*What to work on*
Report how many lines of these entries hold the string "межбюджетных"; reply with the number alone.

*Information provided*
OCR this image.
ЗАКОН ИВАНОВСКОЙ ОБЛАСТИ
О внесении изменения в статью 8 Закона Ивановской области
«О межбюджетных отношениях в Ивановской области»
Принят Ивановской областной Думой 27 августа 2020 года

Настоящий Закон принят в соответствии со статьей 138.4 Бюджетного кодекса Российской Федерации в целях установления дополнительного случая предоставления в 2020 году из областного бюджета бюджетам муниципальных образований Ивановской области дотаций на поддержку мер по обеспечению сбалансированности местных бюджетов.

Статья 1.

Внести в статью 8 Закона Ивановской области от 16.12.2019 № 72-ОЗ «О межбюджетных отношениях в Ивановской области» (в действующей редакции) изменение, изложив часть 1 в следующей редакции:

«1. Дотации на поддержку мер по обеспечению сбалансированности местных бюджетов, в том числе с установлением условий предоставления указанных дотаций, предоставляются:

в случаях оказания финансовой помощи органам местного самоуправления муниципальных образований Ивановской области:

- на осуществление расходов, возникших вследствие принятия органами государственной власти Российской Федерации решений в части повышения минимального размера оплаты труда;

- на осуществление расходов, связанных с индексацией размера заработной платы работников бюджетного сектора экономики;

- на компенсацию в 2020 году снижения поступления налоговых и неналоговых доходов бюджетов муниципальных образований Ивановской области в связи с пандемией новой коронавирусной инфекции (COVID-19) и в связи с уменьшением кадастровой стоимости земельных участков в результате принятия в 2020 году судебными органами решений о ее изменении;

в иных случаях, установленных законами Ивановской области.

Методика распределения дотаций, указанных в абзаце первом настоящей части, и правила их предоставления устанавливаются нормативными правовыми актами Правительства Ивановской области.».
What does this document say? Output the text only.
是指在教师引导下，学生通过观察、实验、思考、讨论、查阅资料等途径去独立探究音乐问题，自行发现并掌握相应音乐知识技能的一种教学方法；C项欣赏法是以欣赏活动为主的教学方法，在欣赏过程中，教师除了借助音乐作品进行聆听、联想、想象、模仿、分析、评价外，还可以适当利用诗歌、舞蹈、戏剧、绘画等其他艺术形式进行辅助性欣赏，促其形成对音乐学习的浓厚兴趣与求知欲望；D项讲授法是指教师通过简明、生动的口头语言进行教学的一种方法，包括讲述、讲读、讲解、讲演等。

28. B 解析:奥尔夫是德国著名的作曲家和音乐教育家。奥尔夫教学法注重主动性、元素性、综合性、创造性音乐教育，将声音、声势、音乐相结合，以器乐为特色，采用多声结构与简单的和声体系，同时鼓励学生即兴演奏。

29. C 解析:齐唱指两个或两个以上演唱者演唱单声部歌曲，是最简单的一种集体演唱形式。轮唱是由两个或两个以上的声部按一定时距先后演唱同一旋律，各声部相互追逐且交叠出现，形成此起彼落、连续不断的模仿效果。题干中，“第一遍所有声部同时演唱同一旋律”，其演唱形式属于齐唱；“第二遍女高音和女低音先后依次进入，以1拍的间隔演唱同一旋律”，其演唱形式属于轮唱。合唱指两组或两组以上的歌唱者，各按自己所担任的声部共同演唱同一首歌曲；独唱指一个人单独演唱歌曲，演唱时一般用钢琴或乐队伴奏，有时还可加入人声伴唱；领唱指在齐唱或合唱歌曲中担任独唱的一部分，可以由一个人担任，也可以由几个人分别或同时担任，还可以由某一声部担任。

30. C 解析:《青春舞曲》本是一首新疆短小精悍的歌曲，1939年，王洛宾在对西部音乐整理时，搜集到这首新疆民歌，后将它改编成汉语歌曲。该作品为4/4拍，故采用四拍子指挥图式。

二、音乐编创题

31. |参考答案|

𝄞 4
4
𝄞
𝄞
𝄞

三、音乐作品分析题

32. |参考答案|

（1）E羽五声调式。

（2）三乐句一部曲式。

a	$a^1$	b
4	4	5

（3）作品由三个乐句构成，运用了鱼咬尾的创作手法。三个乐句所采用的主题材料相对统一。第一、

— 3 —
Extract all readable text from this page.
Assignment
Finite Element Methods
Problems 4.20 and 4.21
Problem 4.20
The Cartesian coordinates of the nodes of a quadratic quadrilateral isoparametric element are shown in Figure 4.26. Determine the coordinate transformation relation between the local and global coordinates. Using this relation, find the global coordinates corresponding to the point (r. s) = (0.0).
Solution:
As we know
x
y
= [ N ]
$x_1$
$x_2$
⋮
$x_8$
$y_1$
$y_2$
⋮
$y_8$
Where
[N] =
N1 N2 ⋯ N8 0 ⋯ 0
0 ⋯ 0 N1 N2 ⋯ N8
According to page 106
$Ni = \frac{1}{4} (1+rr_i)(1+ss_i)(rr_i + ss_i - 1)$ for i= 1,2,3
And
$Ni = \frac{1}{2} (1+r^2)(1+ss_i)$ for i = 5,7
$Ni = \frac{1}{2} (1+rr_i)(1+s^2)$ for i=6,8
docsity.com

*Output of the exercise*
2